Source records:
[start]

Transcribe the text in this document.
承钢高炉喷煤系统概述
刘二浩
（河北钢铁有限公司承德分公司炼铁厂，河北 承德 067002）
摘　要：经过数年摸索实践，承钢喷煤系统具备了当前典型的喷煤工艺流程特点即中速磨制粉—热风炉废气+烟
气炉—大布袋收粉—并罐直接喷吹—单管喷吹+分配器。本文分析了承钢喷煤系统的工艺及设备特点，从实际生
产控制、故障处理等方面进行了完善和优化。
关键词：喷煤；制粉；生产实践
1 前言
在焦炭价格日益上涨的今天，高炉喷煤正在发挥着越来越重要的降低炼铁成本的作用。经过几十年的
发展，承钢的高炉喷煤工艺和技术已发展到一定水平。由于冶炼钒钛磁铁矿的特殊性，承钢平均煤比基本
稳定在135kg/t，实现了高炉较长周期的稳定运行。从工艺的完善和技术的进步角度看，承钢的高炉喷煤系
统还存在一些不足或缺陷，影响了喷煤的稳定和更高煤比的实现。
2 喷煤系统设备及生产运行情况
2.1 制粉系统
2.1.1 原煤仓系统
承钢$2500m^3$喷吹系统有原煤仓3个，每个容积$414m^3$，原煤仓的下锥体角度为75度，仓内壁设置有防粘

[end]

Problem statement: Give the data again, exactly as it stands.

Correct answer:
Transcribe the text in this document.
承钢高炉喷煤系统概述
刘二浩
（河北钢铁有限公司承德分公司炼铁厂，河北 承德 067002）
摘　要：经过数年摸索实践，承钢喷煤系统具备了当前典型的喷煤工艺流程特点即中速磨制粉—热风炉废气+烟
气炉—大布袋收粉—并罐直接喷吹—单管喷吹+分配器。本文分析了承钢喷煤系统的工艺及设备特点，从实际生
产控制、故障处理等方面进行了完善和优化。
关键词：喷煤；制粉；生产实践
1 前言
在焦炭价格日益上涨的今天，高炉喷煤正在发挥着越来越重要的降低炼铁成本的作用。经过几十年的
发展，承钢的高炉喷煤工艺和技术已发展到一定水平。由于冶炼钒钛磁铁矿的特殊性，承钢平均煤比基本
稳定在135kg/t，实现了高炉较长周期的稳定运行。从工艺的完善和技术的进步角度看，承钢的高炉喷煤系
统还存在一些不足或缺陷，影响了喷煤的稳定和更高煤比的实现。
2 喷煤系统设备及生产运行情况
2.1 制粉系统
2.1.1 原煤仓系统
承钢$2500m^3$喷吹系统有原煤仓3个，每个容积$414m^3$，原煤仓的下锥体角度为75度，仓内壁设置有防粘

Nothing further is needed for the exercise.